--- INFORMATION SUPPLIED ---

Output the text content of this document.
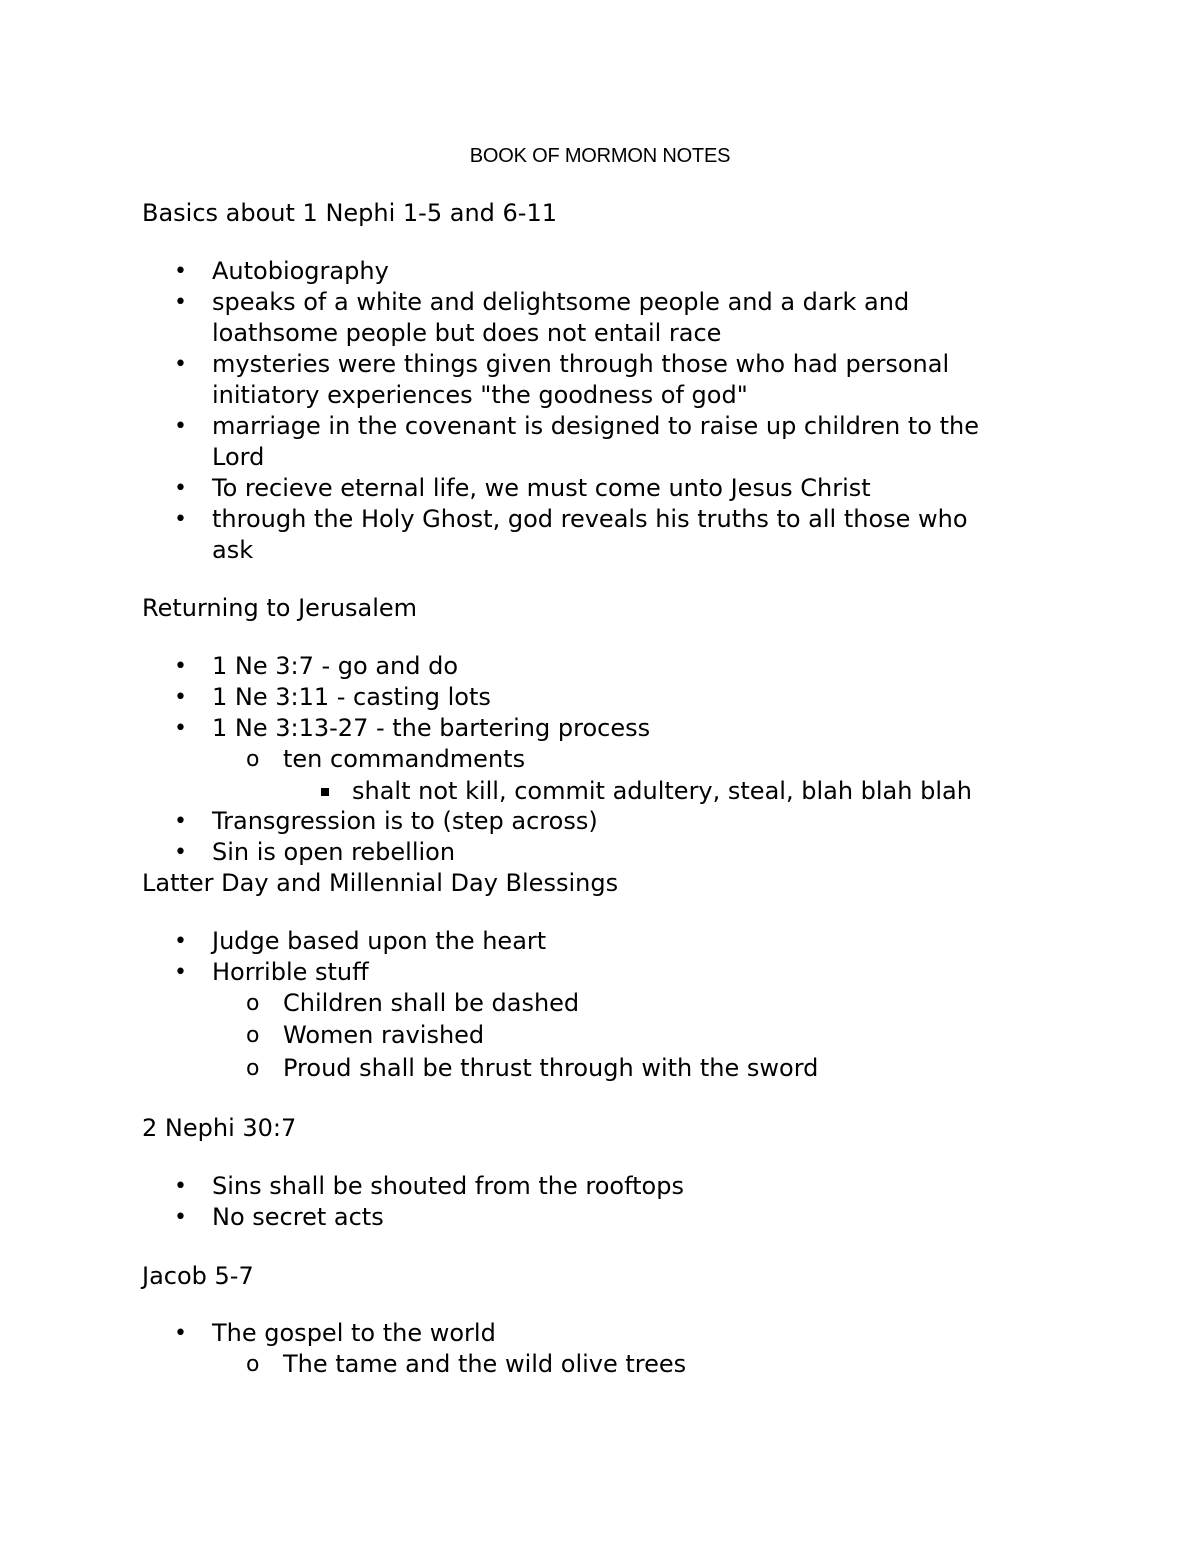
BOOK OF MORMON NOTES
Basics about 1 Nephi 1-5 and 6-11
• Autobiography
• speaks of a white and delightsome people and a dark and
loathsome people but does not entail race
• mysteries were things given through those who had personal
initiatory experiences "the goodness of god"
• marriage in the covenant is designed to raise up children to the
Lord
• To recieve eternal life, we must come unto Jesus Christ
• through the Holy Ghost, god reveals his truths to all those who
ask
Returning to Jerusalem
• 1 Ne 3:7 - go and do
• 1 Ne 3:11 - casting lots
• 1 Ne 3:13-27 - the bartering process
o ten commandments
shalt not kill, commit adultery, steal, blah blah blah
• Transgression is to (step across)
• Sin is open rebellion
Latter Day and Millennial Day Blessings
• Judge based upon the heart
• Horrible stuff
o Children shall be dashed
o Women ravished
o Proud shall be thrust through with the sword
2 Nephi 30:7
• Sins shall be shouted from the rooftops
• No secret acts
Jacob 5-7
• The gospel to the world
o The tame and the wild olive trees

--- WORK REQUIRED ---
For each line of the listing that holds the word "shall", show that line.

--- SOLUTION FOR THIS TASK ---
o Children shall be dashed
o Proud shall be thrust through with the sword
• Sins shall be shouted from the rooftops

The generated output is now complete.